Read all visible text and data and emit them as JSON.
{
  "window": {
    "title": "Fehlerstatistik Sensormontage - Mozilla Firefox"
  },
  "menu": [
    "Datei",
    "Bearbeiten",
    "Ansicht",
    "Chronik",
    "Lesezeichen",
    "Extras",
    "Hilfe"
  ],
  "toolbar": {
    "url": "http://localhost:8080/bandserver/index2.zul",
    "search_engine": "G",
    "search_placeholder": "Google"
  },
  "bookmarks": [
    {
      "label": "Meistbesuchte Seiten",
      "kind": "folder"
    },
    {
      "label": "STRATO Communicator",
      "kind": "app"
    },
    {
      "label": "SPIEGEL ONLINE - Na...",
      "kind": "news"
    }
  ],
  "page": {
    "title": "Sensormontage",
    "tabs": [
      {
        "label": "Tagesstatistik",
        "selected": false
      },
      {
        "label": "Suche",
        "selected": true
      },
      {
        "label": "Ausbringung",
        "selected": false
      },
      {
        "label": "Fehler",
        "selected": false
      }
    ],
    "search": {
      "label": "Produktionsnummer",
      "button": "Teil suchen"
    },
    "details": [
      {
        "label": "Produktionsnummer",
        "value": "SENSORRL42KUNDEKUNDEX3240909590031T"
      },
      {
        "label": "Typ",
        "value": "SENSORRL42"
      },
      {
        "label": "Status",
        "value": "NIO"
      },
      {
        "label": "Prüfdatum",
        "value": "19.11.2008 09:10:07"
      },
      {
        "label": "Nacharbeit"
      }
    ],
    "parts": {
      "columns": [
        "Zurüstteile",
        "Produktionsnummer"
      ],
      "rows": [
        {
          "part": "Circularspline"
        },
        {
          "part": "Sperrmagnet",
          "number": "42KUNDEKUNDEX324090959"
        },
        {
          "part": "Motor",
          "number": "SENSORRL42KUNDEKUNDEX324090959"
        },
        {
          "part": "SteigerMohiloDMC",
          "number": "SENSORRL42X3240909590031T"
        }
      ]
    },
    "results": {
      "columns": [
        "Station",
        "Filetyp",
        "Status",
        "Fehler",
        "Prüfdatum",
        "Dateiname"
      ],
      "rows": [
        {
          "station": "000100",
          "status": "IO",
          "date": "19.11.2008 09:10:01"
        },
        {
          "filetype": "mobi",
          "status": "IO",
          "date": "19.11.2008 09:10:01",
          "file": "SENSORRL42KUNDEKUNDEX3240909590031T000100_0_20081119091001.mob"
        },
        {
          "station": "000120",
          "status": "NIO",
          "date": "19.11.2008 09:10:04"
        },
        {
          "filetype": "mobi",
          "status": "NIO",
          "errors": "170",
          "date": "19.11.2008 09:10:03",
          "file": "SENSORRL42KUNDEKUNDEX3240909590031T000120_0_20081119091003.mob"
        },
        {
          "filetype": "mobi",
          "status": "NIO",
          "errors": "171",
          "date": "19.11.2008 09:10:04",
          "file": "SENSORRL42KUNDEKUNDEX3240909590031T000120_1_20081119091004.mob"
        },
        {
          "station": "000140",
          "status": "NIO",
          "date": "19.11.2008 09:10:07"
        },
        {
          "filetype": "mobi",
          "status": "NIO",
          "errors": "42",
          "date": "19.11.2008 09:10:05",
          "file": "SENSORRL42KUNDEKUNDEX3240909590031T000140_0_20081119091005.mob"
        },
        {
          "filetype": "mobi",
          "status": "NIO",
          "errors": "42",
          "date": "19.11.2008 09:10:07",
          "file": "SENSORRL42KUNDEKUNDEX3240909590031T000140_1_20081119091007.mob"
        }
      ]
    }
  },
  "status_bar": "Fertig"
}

****************************************

Copy out the lines in which the string "Produktionsnummer" appears.

* REPLY TO THE TASK *
      "label": "Produktionsnummer",
        "label": "Produktionsnummer",
        "Produktionsnummer"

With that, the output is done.